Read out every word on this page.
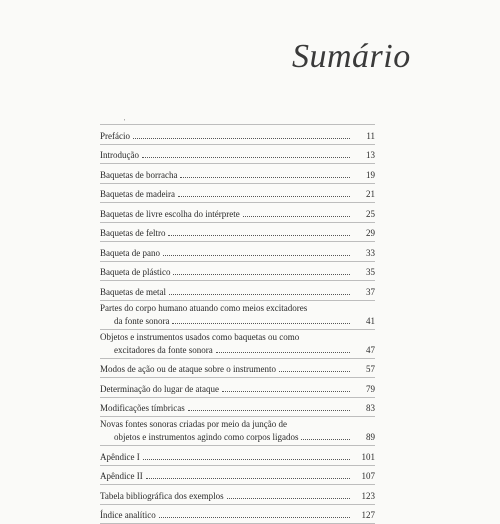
Sumário
'
Prefácio	11
Introdução	13
Baquetas de borracha	19
Baquetas de madeira	21
Baquetas de livre escolha do intérprete	25
Baquetas de feltro	29
Baqueta de pano	33
Baqueta de plástico	35
Baquetas de metal	37
Partes do corpo humano atuando como meios excitadores
da fonte sonora	41
Objetos e instrumentos usados como baquetas ou como
excitadores da fonte sonora	47
Modos de ação ou de ataque sobre o instrumento	57
Determinação do lugar de ataque	79
Modificações tímbricas	83
Novas fontes sonoras criadas por meio da junção de
objetos e instrumentos agindo como corpos ligados	89
Apêndice I	101
Apêndice II	107
Tabela bibliográfica dos exemplos	123
Índice analítico	127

**What the exercise asks**
Write out the whole listing exactly, and drop the pictures.

**Problem solution**
Read out every word on this page.
Sumário
'
Prefácio	11
Introdução	13
Baquetas de borracha	19
Baquetas de madeira	21
Baquetas de livre escolha do intérprete	25
Baquetas de feltro	29
Baqueta de pano	33
Baqueta de plástico	35
Baquetas de metal	37
Partes do corpo humano atuando como meios excitadores
da fonte sonora	41
Objetos e instrumentos usados como baquetas ou como
excitadores da fonte sonora	47
Modos de ação ou de ataque sobre o instrumento	57
Determinação do lugar de ataque	79
Modificações tímbricas	83
Novas fontes sonoras criadas por meio da junção de
objetos e instrumentos agindo como corpos ligados	89
Apêndice I	101
Apêndice II	107
Tabela bibliográfica dos exemplos	123
Índice analítico	127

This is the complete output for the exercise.